- **Stated goal**:
Restate, word for word, all of the material shown below.

(Items listed in a dataset)
----------------------------------------

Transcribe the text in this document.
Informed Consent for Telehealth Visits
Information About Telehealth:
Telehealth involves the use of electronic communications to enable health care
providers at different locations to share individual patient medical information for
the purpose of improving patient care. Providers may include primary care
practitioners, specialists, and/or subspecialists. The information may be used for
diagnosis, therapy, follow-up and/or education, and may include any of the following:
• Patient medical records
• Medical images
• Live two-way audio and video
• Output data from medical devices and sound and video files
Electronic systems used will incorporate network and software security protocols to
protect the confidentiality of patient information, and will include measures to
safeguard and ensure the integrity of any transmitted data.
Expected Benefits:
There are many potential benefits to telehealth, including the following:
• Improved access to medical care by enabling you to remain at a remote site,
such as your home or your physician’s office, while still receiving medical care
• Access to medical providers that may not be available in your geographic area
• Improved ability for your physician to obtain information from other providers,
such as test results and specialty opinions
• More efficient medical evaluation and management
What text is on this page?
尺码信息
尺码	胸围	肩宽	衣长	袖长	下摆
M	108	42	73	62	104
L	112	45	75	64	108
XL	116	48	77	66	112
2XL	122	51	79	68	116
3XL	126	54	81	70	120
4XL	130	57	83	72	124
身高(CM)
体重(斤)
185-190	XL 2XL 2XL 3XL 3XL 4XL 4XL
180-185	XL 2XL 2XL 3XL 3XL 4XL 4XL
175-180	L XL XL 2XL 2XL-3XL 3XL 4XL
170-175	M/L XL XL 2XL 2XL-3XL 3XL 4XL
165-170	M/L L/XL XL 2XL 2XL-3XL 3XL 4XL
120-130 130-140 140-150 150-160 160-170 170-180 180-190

----------------------------------------

- **Solved exercise**:
Transcribe the text in this document.
Informed Consent for Telehealth Visits
Information About Telehealth:
Telehealth involves the use of electronic communications to enable health care
providers at different locations to share individual patient medical information for
the purpose of improving patient care. Providers may include primary care
practitioners, specialists, and/or subspecialists. The information may be used for
diagnosis, therapy, follow-up and/or education, and may include any of the following:
• Patient medical records
• Medical images
• Live two-way audio and video
• Output data from medical devices and sound and video files
Electronic systems used will incorporate network and software security protocols to
protect the confidentiality of patient information, and will include measures to
safeguard and ensure the integrity of any transmitted data.
Expected Benefits:
There are many potential benefits to telehealth, including the following:
• Improved access to medical care by enabling you to remain at a remote site,
such as your home or your physician’s office, while still receiving medical care
• Access to medical providers that may not be available in your geographic area
• Improved ability for your physician to obtain information from other providers,
such as test results and specialty opinions
• More efficient medical evaluation and management
What text is on this page?
尺码信息
尺码	胸围	肩宽	衣长	袖长	下摆
M	108	42	73	62	104
L	112	45	75	64	108
XL	116	48	77	66	112
2XL	122	51	79	68	116
3XL	126	54	81	70	120
4XL	130	57	83	72	124
身高(CM)
体重(斤)
185-190	XL 2XL 2XL 3XL 3XL 4XL 4XL
180-185	XL 2XL 2XL 3XL 3XL 4XL 4XL
175-180	L XL XL 2XL 2XL-3XL 3XL 4XL
170-175	M/L XL XL 2XL 2XL-3XL 3XL 4XL
165-170	M/L L/XL XL 2XL 2XL-3XL 3XL 4XL
120-130 130-140 140-150 150-160 160-170 170-180 180-190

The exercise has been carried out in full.